**What is required**
Write the entries below out again exactly; any picture in them stays out.

--- Start The input ---

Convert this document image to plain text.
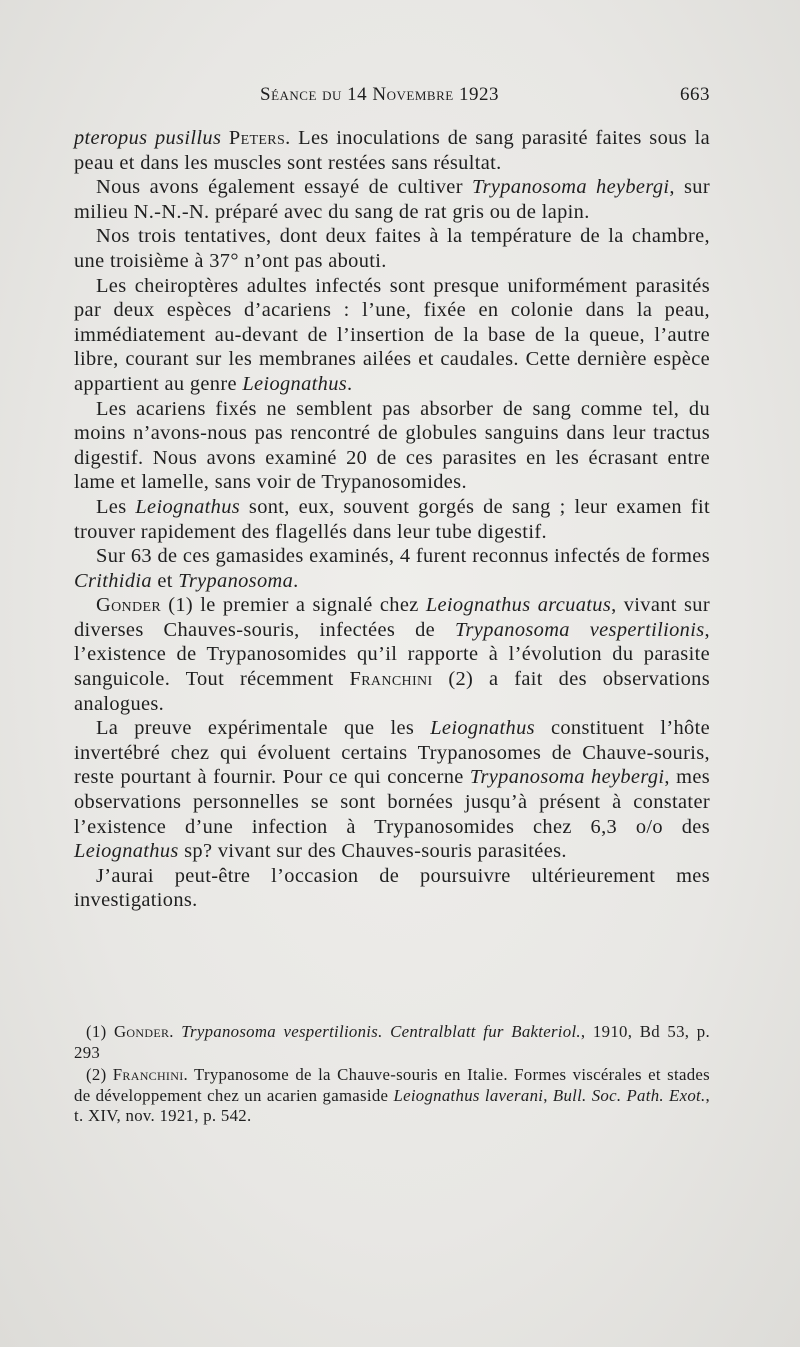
Séance du 14 Novembre 1923	663

pteropus pusillus Peters. Les inoculations de sang parasité faites sous la peau et dans les muscles sont restées sans résultat.

Nous avons également essayé de cultiver Trypanosoma heybergi, sur milieu N.-N.-N. préparé avec du sang de rat gris ou de lapin.

Nos trois tentatives, dont deux faites à la température de la chambre, une troisième à 37° n’ont pas abouti.

Les cheiroptères adultes infectés sont presque uniformément parasités par deux espèces d’acariens : l’une, fixée en colonie dans la peau, immédiatement au-devant de l’insertion de la base de la queue, l’autre libre, courant sur les membranes ailées et caudales. Cette dernière espèce appartient au genre Leiognathus.

Les acariens fixés ne semblent pas absorber de sang comme tel, du moins n’avons-nous pas rencontré de globules sanguins dans leur tractus digestif. Nous avons examiné 20 de ces parasites en les écrasant entre lame et lamelle, sans voir de Trypanosomides.

Les Leiognathus sont, eux, souvent gorgés de sang ; leur examen fit trouver rapidement des flagellés dans leur tube digestif.

Sur 63 de ces gamasides examinés, 4 furent reconnus infectés de formes Crithidia et Trypanosoma.

Gonder (1) le premier a signalé chez Leiognathus arcuatus, vivant sur diverses Chauves-souris, infectées de Trypanosoma vespertilionis, l’existence de Trypanosomides qu’il rapporte à l’évolution du parasite sanguicole. Tout récemment Franchini (2) a fait des observations analogues.

La preuve expérimentale que les Leiognathus constituent l’hôte invertébré chez qui évoluent certains Trypanosomes de Chauve-souris, reste pourtant à fournir. Pour ce qui concerne Trypanosoma heybergi, mes observations personnelles se sont bornées jusqu’à présent à constater l’existence d’une infection à Trypanosomides chez 6,3 o/o des Leiognathus sp? vivant sur des Chauves-souris parasitées.

J’aurai peut-être l’occasion de poursuivre ultérieurement mes investigations.

(1) Gonder. Trypanosoma vespertilionis. Centralblatt fur Bakteriol., 1910, Bd 53, p. 293

(2) Franchini. Trypanosome de la Chauve-souris en Italie. Formes viscérales et stades de développement chez un acarien gamaside Leiognathus laverani, Bull. Soc. Path. Exot., t. XIV, nov. 1921, p. 542.
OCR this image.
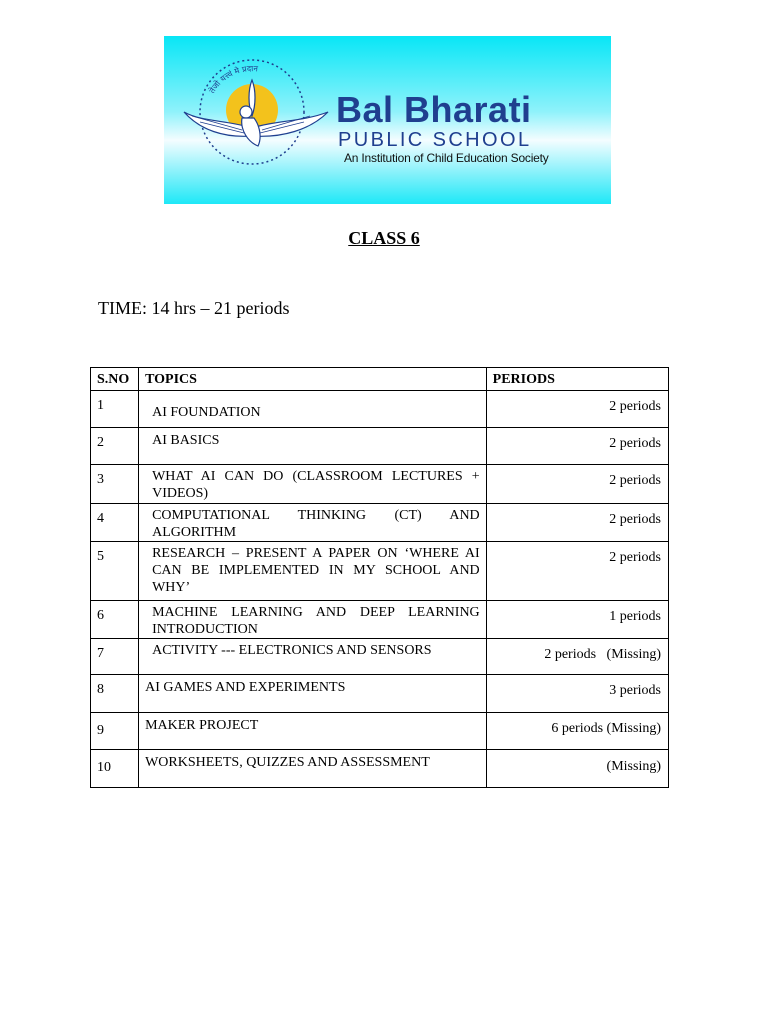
तेजो यत्त्वं मे प्रदान
Bal Bharati
PUBLIC SCHOOL
An Institution of Child Education Society
CLASS 6
TIME: 14 hrs – 21 periods
S.NO	TOPICS	PERIODS
1	AI FOUNDATION	2 periods
2	AI BASICS	2 periods
3	WHAT AI CAN DO (CLASSROOM LECTURES + VIDEOS)	2 periods
4	COMPUTATIONAL THINKING (CT) AND ALGORITHM	2 periods
5	RESEARCH – PRESENT A PAPER ON ‘WHERE AI CAN BE IMPLEMENTED IN MY SCHOOL AND WHY’	2 periods
6	MACHINE LEARNING AND DEEP LEARNING INTRODUCTION	1 periods
7	ACTIVITY --- ELECTRONICS AND SENSORS	2 periods   (Missing)
8	AI GAMES AND EXPERIMENTS	3 periods
9	MAKER PROJECT	6 periods (Missing)
10	WORKSHEETS, QUIZZES AND ASSESSMENT	(Missing)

--- End The input ---

**Answer for this exercise**
Convert this document image to plain text.
Séance du 14 Novembre 1923	663

pteropus pusillus Peters. Les inoculations de sang parasité faites sous la peau et dans les muscles sont restées sans résultat.

Nous avons également essayé de cultiver Trypanosoma heybergi, sur milieu N.-N.-N. préparé avec du sang de rat gris ou de lapin.

Nos trois tentatives, dont deux faites à la température de la chambre, une troisième à 37° n’ont pas abouti.

Les cheiroptères adultes infectés sont presque uniformément parasités par deux espèces d’acariens : l’une, fixée en colonie dans la peau, immédiatement au-devant de l’insertion de la base de la queue, l’autre libre, courant sur les membranes ailées et caudales. Cette dernière espèce appartient au genre Leiognathus.

Les acariens fixés ne semblent pas absorber de sang comme tel, du moins n’avons-nous pas rencontré de globules sanguins dans leur tractus digestif. Nous avons examiné 20 de ces parasites en les écrasant entre lame et lamelle, sans voir de Trypanosomides.

Les Leiognathus sont, eux, souvent gorgés de sang ; leur examen fit trouver rapidement des flagellés dans leur tube digestif.

Sur 63 de ces gamasides examinés, 4 furent reconnus infectés de formes Crithidia et Trypanosoma.

Gonder (1) le premier a signalé chez Leiognathus arcuatus, vivant sur diverses Chauves-souris, infectées de Trypanosoma vespertilionis, l’existence de Trypanosomides qu’il rapporte à l’évolution du parasite sanguicole. Tout récemment Franchini (2) a fait des observations analogues.

La preuve expérimentale que les Leiognathus constituent l’hôte invertébré chez qui évoluent certains Trypanosomes de Chauve-souris, reste pourtant à fournir. Pour ce qui concerne Trypanosoma heybergi, mes observations personnelles se sont bornées jusqu’à présent à constater l’existence d’une infection à Trypanosomides chez 6,3 o/o des Leiognathus sp? vivant sur des Chauves-souris parasitées.

J’aurai peut-être l’occasion de poursuivre ultérieurement mes investigations.

(1) Gonder. Trypanosoma vespertilionis. Centralblatt fur Bakteriol., 1910, Bd 53, p. 293

(2) Franchini. Trypanosome de la Chauve-souris en Italie. Formes viscérales et stades de développement chez un acarien gamaside Leiognathus laverani, Bull. Soc. Path. Exot., t. XIV, nov. 1921, p. 542.
OCR this image.
तेजो यत्त्वं मे प्रदान
Bal Bharati
PUBLIC SCHOOL
An Institution of Child Education Society
CLASS 6
TIME: 14 hrs – 21 periods
S.NO	TOPICS	PERIODS
1	AI FOUNDATION	2 periods
2	AI BASICS	2 periods
3	WHAT AI CAN DO (CLASSROOM LECTURES + VIDEOS)	2 periods
4	COMPUTATIONAL THINKING (CT) AND ALGORITHM	2 periods
5	RESEARCH – PRESENT A PAPER ON ‘WHERE AI CAN BE IMPLEMENTED IN MY SCHOOL AND WHY’	2 periods
6	MACHINE LEARNING AND DEEP LEARNING INTRODUCTION	1 periods
7	ACTIVITY --- ELECTRONICS AND SENSORS	2 periods   (Missing)
8	AI GAMES AND EXPERIMENTS	3 periods
9	MAKER PROJECT	6 periods (Missing)
10	WORKSHEETS, QUIZZES AND ASSESSMENT	(Missing)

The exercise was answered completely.